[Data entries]
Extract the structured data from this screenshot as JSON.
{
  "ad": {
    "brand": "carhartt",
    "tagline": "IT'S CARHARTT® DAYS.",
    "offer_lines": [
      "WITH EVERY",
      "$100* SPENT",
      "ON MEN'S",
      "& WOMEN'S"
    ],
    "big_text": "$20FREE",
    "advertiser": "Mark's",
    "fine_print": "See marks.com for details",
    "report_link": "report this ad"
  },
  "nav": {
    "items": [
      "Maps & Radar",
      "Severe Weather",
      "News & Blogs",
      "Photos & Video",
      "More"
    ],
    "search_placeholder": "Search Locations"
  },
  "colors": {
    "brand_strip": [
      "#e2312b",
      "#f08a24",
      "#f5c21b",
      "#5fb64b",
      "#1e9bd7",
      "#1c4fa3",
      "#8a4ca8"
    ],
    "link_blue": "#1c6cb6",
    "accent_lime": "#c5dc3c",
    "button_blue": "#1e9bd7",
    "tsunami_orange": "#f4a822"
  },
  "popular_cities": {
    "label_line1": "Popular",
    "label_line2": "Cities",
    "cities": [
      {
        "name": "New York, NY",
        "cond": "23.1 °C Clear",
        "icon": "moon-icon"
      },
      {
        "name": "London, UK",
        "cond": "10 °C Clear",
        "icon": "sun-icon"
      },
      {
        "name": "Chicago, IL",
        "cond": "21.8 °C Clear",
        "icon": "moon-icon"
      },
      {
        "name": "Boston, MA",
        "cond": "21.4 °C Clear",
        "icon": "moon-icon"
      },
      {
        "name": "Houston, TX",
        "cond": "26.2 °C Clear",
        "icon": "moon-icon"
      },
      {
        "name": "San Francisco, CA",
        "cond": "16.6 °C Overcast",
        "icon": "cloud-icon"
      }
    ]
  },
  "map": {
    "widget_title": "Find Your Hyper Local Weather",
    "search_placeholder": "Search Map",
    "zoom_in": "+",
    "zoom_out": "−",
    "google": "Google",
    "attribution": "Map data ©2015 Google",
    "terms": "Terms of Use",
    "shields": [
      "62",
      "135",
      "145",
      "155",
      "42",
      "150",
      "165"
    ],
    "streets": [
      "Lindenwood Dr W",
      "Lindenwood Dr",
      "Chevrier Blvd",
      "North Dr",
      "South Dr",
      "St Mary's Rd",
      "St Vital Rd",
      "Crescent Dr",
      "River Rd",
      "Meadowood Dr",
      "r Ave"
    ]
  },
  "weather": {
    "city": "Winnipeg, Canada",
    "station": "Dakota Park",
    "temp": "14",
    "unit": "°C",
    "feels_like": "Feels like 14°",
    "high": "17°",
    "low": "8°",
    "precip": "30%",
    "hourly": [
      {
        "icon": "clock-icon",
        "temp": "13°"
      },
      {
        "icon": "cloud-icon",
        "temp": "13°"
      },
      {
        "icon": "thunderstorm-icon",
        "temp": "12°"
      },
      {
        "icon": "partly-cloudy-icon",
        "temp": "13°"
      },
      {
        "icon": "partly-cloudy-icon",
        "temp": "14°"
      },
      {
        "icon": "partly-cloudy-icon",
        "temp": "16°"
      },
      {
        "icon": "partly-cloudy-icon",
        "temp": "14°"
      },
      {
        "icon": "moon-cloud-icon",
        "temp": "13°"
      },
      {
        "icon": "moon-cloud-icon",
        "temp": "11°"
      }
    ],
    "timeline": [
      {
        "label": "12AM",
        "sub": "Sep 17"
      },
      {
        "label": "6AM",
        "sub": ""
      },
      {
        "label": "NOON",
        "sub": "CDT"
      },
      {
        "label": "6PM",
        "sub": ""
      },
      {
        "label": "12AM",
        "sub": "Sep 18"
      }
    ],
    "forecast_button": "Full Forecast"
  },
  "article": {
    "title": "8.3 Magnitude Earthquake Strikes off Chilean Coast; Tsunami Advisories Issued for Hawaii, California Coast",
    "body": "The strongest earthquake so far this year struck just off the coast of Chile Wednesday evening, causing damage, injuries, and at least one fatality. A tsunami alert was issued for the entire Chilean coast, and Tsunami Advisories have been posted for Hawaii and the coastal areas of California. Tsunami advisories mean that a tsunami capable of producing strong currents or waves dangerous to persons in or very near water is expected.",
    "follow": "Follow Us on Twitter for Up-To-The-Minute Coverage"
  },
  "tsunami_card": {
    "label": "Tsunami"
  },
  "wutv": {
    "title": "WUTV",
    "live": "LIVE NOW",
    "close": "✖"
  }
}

Aim:
Transcribe every line of the data, exactly as it stands.

Written response:
Extract the structured data from this screenshot as JSON.
{
  "ad": {
    "brand": "carhartt",
    "tagline": "IT'S CARHARTT® DAYS.",
    "offer_lines": [
      "WITH EVERY",
      "$100* SPENT",
      "ON MEN'S",
      "& WOMEN'S"
    ],
    "big_text": "$20FREE",
    "advertiser": "Mark's",
    "fine_print": "See marks.com for details",
    "report_link": "report this ad"
  },
  "nav": {
    "items": [
      "Maps & Radar",
      "Severe Weather",
      "News & Blogs",
      "Photos & Video",
      "More"
    ],
    "search_placeholder": "Search Locations"
  },
  "colors": {
    "brand_strip": [
      "#e2312b",
      "#f08a24",
      "#f5c21b",
      "#5fb64b",
      "#1e9bd7",
      "#1c4fa3",
      "#8a4ca8"
    ],
    "link_blue": "#1c6cb6",
    "accent_lime": "#c5dc3c",
    "button_blue": "#1e9bd7",
    "tsunami_orange": "#f4a822"
  },
  "popular_cities": {
    "label_line1": "Popular",
    "label_line2": "Cities",
    "cities": [
      {
        "name": "New York, NY",
        "cond": "23.1 °C Clear",
        "icon": "moon-icon"
      },
      {
        "name": "London, UK",
        "cond": "10 °C Clear",
        "icon": "sun-icon"
      },
      {
        "name": "Chicago, IL",
        "cond": "21.8 °C Clear",
        "icon": "moon-icon"
      },
      {
        "name": "Boston, MA",
        "cond": "21.4 °C Clear",
        "icon": "moon-icon"
      },
      {
        "name": "Houston, TX",
        "cond": "26.2 °C Clear",
        "icon": "moon-icon"
      },
      {
        "name": "San Francisco, CA",
        "cond": "16.6 °C Overcast",
        "icon": "cloud-icon"
      }
    ]
  },
  "map": {
    "widget_title": "Find Your Hyper Local Weather",
    "search_placeholder": "Search Map",
    "zoom_in": "+",
    "zoom_out": "−",
    "google": "Google",
    "attribution": "Map data ©2015 Google",
    "terms": "Terms of Use",
    "shields": [
      "62",
      "135",
      "145",
      "155",
      "42",
      "150",
      "165"
    ],
    "streets": [
      "Lindenwood Dr W",
      "Lindenwood Dr",
      "Chevrier Blvd",
      "North Dr",
      "South Dr",
      "St Mary's Rd",
      "St Vital Rd",
      "Crescent Dr",
      "River Rd",
      "Meadowood Dr",
      "r Ave"
    ]
  },
  "weather": {
    "city": "Winnipeg, Canada",
    "station": "Dakota Park",
    "temp": "14",
    "unit": "°C",
    "feels_like": "Feels like 14°",
    "high": "17°",
    "low": "8°",
    "precip": "30%",
    "hourly": [
      {
        "icon": "clock-icon",
        "temp": "13°"
      },
      {
        "icon": "cloud-icon",
        "temp": "13°"
      },
      {
        "icon": "thunderstorm-icon",
        "temp": "12°"
      },
      {
        "icon": "partly-cloudy-icon",
        "temp": "13°"
      },
      {
        "icon": "partly-cloudy-icon",
        "temp": "14°"
      },
      {
        "icon": "partly-cloudy-icon",
        "temp": "16°"
      },
      {
        "icon": "partly-cloudy-icon",
        "temp": "14°"
      },
      {
        "icon": "moon-cloud-icon",
        "temp": "13°"
      },
      {
        "icon": "moon-cloud-icon",
        "temp": "11°"
      }
    ],
    "timeline": [
      {
        "label": "12AM",
        "sub": "Sep 17"
      },
      {
        "label": "6AM",
        "sub": ""
      },
      {
        "label": "NOON",
        "sub": "CDT"
      },
      {
        "label": "6PM",
        "sub": ""
      },
      {
        "label": "12AM",
        "sub": "Sep 18"
      }
    ],
    "forecast_button": "Full Forecast"
  },
  "article": {
    "title": "8.3 Magnitude Earthquake Strikes off Chilean Coast; Tsunami Advisories Issued for Hawaii, California Coast",
    "body": "The strongest earthquake so far this year struck just off the coast of Chile Wednesday evening, causing damage, injuries, and at least one fatality. A tsunami alert was issued for the entire Chilean coast, and Tsunami Advisories have been posted for Hawaii and the coastal areas of California. Tsunami advisories mean that a tsunami capable of producing strong currents or waves dangerous to persons in or very near water is expected.",
    "follow": "Follow Us on Twitter for Up-To-The-Minute Coverage"
  },
  "tsunami_card": {
    "label": "Tsunami"
  },
  "wutv": {
    "title": "WUTV",
    "live": "LIVE NOW",
    "close": "✖"
  }
}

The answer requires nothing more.